Begin EXCERPT

Today has been crazy busy, so no posting except for my column this week, which should piss a few people off.
It’s about Pfc Bradley Manning, the former Army intelligence officer who leaked some things (actually many thing) to Wikileaks that were very bad or very good, depending on your outlook. I side with the latter viewpoint.
Manning is the U.S. Army Pfc who was arrested in May 2010 for allegedly passing classified secrets to Wikileaks, which published many of them. Manning, who was unhappy with his life in the military, was accused by prosecutors of being motivated primarily by this unhappiness. Manning and his supporters argue that he motivated by the very things I mentioned at the beginning of this piece: a desire to expose the hypocrisy of a military system that professed to be using troops to defend truth, freedom and the American way, but which instead was wasting untold military lives to wage wars which would, as we all know now, end up being next to pointless.
But Manning exposed more than just a government and military willing to kill its own for ephemeral gains. He also exposed needless deaths of Iraqi and Afghani civilians, including the May, 4, 2009 Garanal massacre, a B-1 bombing raid which is said to have killed between 86-147 Afghan civilians. This was a war crime, pure and simple.
American government and military officials say that Manning put American military lives in danger because of the anger these kinds of leaks engendered in local populations. A more critical reading of these incidents brings up more important questions, including the most important one of all: Aren’t we supposed to be the good guys? All it takes is a few mass murders by our military, and the sheen of righteousness in which they cloak themselves washed away.

End EXCERPT
Begin ENTRIES SUPPLIED

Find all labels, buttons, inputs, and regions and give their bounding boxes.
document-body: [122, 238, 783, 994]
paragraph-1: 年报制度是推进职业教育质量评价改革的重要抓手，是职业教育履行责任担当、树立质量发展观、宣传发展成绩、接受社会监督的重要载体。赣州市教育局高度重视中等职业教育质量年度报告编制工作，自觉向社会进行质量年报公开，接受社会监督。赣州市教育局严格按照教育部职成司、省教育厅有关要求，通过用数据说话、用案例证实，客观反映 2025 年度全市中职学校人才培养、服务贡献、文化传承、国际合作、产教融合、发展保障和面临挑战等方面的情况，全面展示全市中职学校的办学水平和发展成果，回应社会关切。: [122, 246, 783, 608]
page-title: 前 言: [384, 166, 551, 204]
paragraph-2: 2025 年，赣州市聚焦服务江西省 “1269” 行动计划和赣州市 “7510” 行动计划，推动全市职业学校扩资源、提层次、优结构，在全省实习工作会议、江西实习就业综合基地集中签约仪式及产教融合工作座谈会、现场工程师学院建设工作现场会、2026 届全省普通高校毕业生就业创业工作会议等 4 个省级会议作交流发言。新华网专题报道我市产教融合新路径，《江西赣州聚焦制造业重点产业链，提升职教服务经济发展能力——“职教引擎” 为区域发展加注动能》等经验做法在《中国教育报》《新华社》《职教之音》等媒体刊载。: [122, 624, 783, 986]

End ENTRIES SUPPLIED

• **WHAT YOU WILL DO**:
(a) In the post about Bradley Manning, when was Manning arrested?
(b) According to the post about Bradley Manning, why do American government and military officials say Manning put American military lives in danger?

• **SOLUTIONS TO THE TASKS**:
(a) He was arrested in May 2010.

(b) Officials say the leaks provoked anger in local populations. That anger is why they hold that Manning endangered American military lives.